--- Task to complete ---
Skip any picture you find and retype all the remaining lines exactly.
====== Records supplied ======
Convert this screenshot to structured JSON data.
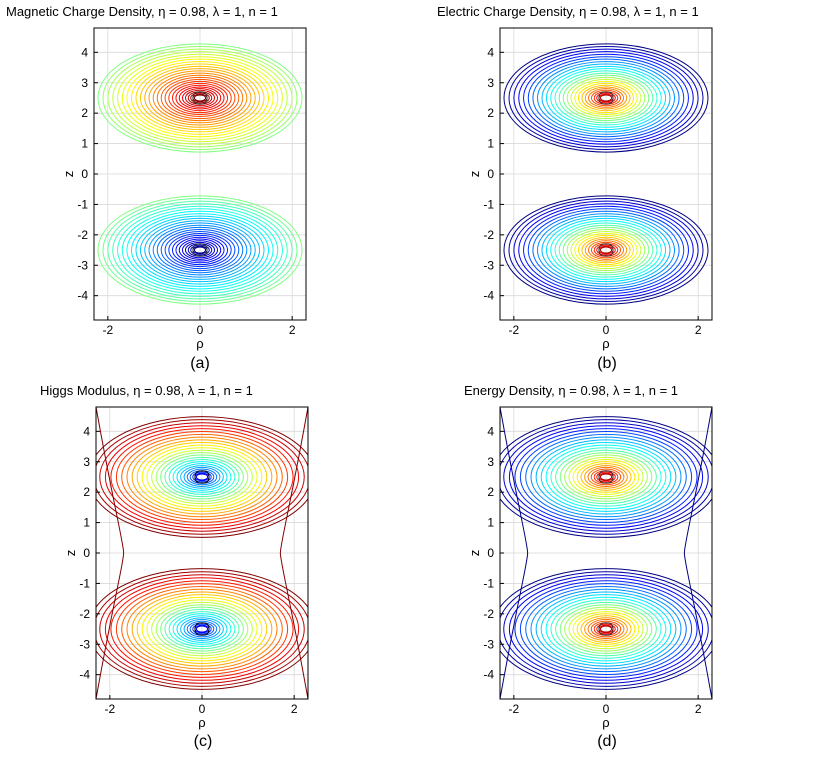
{
  "chart_data": [
    {
      "type": "contour",
      "title": "Magnetic Charge Density, η = 0.98, λ = 1, n = 1",
      "sublabel": "(a)",
      "xlabel": "ρ",
      "ylabel": "z",
      "xlim": [
        -2.3,
        2.3
      ],
      "ylim": [
        -4.8,
        4.8
      ],
      "xticks": [
        -2,
        0,
        2
      ],
      "yticks": [
        -4,
        -3,
        -2,
        -1,
        0,
        1,
        2,
        3,
        4
      ],
      "sources": [
        {
          "rho": 0,
          "z": 2.5
        },
        {
          "rho": 0,
          "z": -2.5
        }
      ],
      "colormap": "signed",
      "variant": "dipole"
    },
    {
      "type": "contour",
      "title": "Electric Charge Density, η = 0.98, λ = 1, n = 1",
      "sublabel": "(b)",
      "xlabel": "ρ",
      "ylabel": "z",
      "xlim": [
        -2.3,
        2.3
      ],
      "ylim": [
        -4.8,
        4.8
      ],
      "xticks": [
        -2,
        0,
        2
      ],
      "yticks": [
        -4,
        -3,
        -2,
        -1,
        0,
        1,
        2,
        3,
        4
      ],
      "sources": [
        {
          "rho": 0,
          "z": 2.5
        },
        {
          "rho": 0,
          "z": -2.5
        }
      ],
      "colormap": "jet-peak",
      "variant": "separate"
    },
    {
      "type": "contour",
      "title": "Higgs Modulus, η = 0.98, λ = 1, n = 1",
      "sublabel": "(c)",
      "xlabel": "ρ",
      "ylabel": "z",
      "xlim": [
        -2.3,
        2.3
      ],
      "ylim": [
        -4.8,
        4.8
      ],
      "xticks": [
        -2,
        0,
        2
      ],
      "yticks": [
        -4,
        -3,
        -2,
        -1,
        0,
        1,
        2,
        3,
        4
      ],
      "sources": [
        {
          "rho": 0,
          "z": 2.5
        },
        {
          "rho": 0,
          "z": -2.5
        }
      ],
      "colormap": "jet-dip",
      "variant": "merged"
    },
    {
      "type": "contour",
      "title": "Energy Density, η = 0.98, λ = 1, n = 1",
      "sublabel": "(d)",
      "xlabel": "ρ",
      "ylabel": "z",
      "xlim": [
        -2.3,
        2.3
      ],
      "ylim": [
        -4.8,
        4.8
      ],
      "xticks": [
        -2,
        0,
        2
      ],
      "yticks": [
        -4,
        -3,
        -2,
        -1,
        0,
        1,
        2,
        3,
        4
      ],
      "sources": [
        {
          "rho": 0,
          "z": 2.5
        },
        {
          "rho": 0,
          "z": -2.5
        }
      ],
      "colormap": "jet-peak",
      "variant": "merged"
    }
  ]
}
======
--- Response to this exercise ---
Convert this screenshot to structured JSON data.
{
  "chart_data": [
    {
      "type": "contour",
      "title": "Magnetic Charge Density, η = 0.98, λ = 1, n = 1",
      "sublabel": "(a)",
      "xlabel": "ρ",
      "ylabel": "z",
      "xlim": [
        -2.3,
        2.3
      ],
      "ylim": [
        -4.8,
        4.8
      ],
      "xticks": [
        -2,
        0,
        2
      ],
      "yticks": [
        -4,
        -3,
        -2,
        -1,
        0,
        1,
        2,
        3,
        4
      ],
      "sources": [
        {
          "rho": 0,
          "z": 2.5
        },
        {
          "rho": 0,
          "z": -2.5
        }
      ],
      "colormap": "signed",
      "variant": "dipole"
    },
    {
      "type": "contour",
      "title": "Electric Charge Density, η = 0.98, λ = 1, n = 1",
      "sublabel": "(b)",
      "xlabel": "ρ",
      "ylabel": "z",
      "xlim": [
        -2.3,
        2.3
      ],
      "ylim": [
        -4.8,
        4.8
      ],
      "xticks": [
        -2,
        0,
        2
      ],
      "yticks": [
        -4,
        -3,
        -2,
        -1,
        0,
        1,
        2,
        3,
        4
      ],
      "sources": [
        {
          "rho": 0,
          "z": 2.5
        },
        {
          "rho": 0,
          "z": -2.5
        }
      ],
      "colormap": "jet-peak",
      "variant": "separate"
    },
    {
      "type": "contour",
      "title": "Higgs Modulus, η = 0.98, λ = 1, n = 1",
      "sublabel": "(c)",
      "xlabel": "ρ",
      "ylabel": "z",
      "xlim": [
        -2.3,
        2.3
      ],
      "ylim": [
        -4.8,
        4.8
      ],
      "xticks": [
        -2,
        0,
        2
      ],
      "yticks": [
        -4,
        -3,
        -2,
        -1,
        0,
        1,
        2,
        3,
        4
      ],
      "sources": [
        {
          "rho": 0,
          "z": 2.5
        },
        {
          "rho": 0,
          "z": -2.5
        }
      ],
      "colormap": "jet-dip",
      "variant": "merged"
    },
    {
      "type": "contour",
      "title": "Energy Density, η = 0.98, λ = 1, n = 1",
      "sublabel": "(d)",
      "xlabel": "ρ",
      "ylabel": "z",
      "xlim": [
        -2.3,
        2.3
      ],
      "ylim": [
        -4.8,
        4.8
      ],
      "xticks": [
        -2,
        0,
        2
      ],
      "yticks": [
        -4,
        -3,
        -2,
        -1,
        0,
        1,
        2,
        3,
        4
      ],
      "sources": [
        {
          "rho": 0,
          "z": 2.5
        },
        {
          "rho": 0,
          "z": -2.5
        }
      ],
      "colormap": "jet-peak",
      "variant": "merged"
    }
  ]
}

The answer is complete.